Start STORED RECORDS

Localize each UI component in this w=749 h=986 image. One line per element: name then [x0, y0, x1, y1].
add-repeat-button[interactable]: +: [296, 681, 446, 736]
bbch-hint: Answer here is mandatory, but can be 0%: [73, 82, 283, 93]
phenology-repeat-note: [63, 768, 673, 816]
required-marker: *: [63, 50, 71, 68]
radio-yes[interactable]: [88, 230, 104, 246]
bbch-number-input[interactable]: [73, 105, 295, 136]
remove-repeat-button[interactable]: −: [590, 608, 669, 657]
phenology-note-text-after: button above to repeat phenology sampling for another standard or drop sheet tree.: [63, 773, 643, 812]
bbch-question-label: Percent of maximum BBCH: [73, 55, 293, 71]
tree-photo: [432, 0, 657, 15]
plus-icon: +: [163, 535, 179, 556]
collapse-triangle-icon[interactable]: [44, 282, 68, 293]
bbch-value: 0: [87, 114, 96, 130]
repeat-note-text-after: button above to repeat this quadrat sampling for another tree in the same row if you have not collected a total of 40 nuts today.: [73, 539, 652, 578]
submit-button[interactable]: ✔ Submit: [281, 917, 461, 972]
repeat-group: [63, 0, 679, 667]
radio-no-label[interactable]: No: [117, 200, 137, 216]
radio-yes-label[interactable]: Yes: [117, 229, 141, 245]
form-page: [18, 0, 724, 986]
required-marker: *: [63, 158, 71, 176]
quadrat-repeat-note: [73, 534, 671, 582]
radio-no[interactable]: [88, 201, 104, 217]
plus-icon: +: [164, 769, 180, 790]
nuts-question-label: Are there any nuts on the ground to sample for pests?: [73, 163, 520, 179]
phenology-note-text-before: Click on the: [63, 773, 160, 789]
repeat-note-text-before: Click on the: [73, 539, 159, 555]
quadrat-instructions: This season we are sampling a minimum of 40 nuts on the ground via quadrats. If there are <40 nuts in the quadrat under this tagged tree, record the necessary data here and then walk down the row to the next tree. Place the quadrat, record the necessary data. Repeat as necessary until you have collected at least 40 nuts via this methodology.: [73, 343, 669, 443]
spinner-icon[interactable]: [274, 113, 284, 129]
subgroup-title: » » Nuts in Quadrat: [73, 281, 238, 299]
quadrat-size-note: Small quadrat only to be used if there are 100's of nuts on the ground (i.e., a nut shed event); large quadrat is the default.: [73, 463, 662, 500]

End STORED RECORDS
Start STORED RECORDS

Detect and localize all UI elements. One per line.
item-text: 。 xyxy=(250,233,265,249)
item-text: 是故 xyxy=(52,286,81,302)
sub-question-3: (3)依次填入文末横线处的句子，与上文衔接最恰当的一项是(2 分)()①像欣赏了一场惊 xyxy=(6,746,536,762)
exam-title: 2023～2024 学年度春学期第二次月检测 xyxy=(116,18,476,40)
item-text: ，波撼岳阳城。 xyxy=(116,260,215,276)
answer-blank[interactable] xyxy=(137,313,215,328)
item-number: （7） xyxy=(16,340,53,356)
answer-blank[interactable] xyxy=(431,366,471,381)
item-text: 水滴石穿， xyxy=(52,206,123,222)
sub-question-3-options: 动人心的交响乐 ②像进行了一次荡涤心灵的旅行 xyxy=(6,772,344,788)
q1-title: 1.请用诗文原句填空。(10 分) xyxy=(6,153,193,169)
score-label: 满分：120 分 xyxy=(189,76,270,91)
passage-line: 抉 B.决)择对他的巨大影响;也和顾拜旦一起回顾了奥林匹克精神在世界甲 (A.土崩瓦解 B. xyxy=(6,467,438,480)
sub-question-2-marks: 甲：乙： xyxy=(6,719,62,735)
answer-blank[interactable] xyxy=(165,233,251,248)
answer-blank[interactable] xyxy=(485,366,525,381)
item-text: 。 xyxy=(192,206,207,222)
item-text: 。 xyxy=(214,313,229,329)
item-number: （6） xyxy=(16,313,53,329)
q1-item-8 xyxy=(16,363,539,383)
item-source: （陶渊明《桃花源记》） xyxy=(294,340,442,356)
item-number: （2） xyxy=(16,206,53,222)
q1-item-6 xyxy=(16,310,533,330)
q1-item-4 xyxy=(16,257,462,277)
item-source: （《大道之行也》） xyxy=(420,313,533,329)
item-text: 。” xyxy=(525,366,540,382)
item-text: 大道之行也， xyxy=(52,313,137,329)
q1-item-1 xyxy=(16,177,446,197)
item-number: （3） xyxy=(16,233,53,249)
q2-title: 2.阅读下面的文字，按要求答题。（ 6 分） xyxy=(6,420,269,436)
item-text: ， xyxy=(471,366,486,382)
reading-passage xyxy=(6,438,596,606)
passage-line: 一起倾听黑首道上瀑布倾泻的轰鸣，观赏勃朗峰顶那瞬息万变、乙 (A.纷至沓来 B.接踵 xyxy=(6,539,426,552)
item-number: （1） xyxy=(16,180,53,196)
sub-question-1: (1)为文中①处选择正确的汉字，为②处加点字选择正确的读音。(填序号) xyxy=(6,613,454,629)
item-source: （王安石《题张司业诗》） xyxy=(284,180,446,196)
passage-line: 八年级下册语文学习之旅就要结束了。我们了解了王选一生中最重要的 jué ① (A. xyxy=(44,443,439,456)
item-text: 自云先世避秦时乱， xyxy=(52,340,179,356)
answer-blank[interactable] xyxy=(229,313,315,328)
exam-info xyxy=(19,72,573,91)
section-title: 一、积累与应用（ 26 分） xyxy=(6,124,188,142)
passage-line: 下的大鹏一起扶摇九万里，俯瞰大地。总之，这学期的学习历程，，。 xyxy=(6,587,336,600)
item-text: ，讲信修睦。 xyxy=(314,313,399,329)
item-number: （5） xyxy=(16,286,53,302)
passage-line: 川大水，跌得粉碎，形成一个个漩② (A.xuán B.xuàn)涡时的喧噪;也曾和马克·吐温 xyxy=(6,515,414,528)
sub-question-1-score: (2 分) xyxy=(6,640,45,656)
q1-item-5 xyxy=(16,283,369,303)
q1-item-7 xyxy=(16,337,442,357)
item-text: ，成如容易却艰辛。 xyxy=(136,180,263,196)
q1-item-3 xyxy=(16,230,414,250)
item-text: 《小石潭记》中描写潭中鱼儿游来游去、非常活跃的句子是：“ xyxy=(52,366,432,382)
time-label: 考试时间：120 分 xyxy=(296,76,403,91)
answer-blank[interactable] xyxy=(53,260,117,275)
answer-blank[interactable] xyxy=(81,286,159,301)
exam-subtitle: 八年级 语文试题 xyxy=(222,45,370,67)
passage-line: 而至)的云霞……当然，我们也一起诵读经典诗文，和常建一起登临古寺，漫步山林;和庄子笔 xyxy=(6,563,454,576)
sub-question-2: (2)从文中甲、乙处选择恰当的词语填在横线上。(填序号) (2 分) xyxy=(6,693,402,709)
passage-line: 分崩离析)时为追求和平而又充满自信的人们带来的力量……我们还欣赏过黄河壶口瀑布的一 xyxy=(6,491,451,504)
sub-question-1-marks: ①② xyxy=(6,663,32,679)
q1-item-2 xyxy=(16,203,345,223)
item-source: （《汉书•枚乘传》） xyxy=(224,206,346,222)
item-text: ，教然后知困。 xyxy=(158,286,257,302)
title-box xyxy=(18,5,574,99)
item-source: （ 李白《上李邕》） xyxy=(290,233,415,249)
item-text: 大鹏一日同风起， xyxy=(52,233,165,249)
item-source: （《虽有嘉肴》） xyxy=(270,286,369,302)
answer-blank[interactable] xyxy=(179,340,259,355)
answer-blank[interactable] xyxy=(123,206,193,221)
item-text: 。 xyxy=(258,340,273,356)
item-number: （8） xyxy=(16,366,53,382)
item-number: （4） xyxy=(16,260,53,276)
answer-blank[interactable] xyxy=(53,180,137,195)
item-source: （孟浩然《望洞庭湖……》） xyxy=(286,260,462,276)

End STORED RECORDS

§ **DESCRIPTION OF THE TASK**
In the material above, please rewrite the stretch from the line containing "Localize each UI" through the line containing "quadrat-instructions: This season", substituting "catch sheet" for "drop sheet" and keeping everything else the same.

§ **EXERCISE RESULT**
Localize each UI component in this w=749 h=986 image. One line per element: name then [x0, y0, x1, y1].
add-repeat-button[interactable]: +: [296, 681, 446, 736]
bbch-hint: Answer here is mandatory, but can be 0%: [73, 82, 283, 93]
phenology-repeat-note: [63, 768, 673, 816]
required-marker: *: [63, 50, 71, 68]
radio-yes[interactable]: [88, 230, 104, 246]
bbch-number-input[interactable]: [73, 105, 295, 136]
remove-repeat-button[interactable]: −: [590, 608, 669, 657]
phenology-note-text-after: button above to repeat phenology sampling for another standard or catch sheet tree.: [63, 773, 643, 812]
bbch-question-label: Percent of maximum BBCH: [73, 55, 293, 71]
tree-photo: [432, 0, 657, 15]
plus-icon: +: [163, 535, 179, 556]
collapse-triangle-icon[interactable]: [44, 282, 68, 293]
bbch-value: 0: [87, 114, 96, 130]
repeat-note-text-after: button above to repeat this quadrat sampling for another tree in the same row if you have not collected a total of 40 nuts today.: [73, 539, 652, 578]
submit-button[interactable]: ✔ Submit: [281, 917, 461, 972]
repeat-group: [63, 0, 679, 667]
radio-no-label[interactable]: No: [117, 200, 137, 216]
radio-yes-label[interactable]: Yes: [117, 229, 141, 245]
form-page: [18, 0, 724, 986]
required-marker: *: [63, 158, 71, 176]
quadrat-repeat-note: [73, 534, 671, 582]
radio-no[interactable]: [88, 201, 104, 217]
plus-icon: +: [164, 769, 180, 790]
nuts-question-label: Are there any nuts on the ground to sample for pests?: [73, 163, 520, 179]
phenology-note-text-before: Click on the: [63, 773, 160, 789]
repeat-note-text-before: Click on the: [73, 539, 159, 555]
quadrat-instructions: This season we are sampling a minimum of 40 nuts on the ground via quadrats. If there are <40 nuts in the quadrat under this tagged tree, record the necessary data here and then walk down the row to the next tree. Place the quadrat, record the necessary data. Repeat as necessary until you have collected at least 40 nuts via this methodology.: [73, 343, 669, 443]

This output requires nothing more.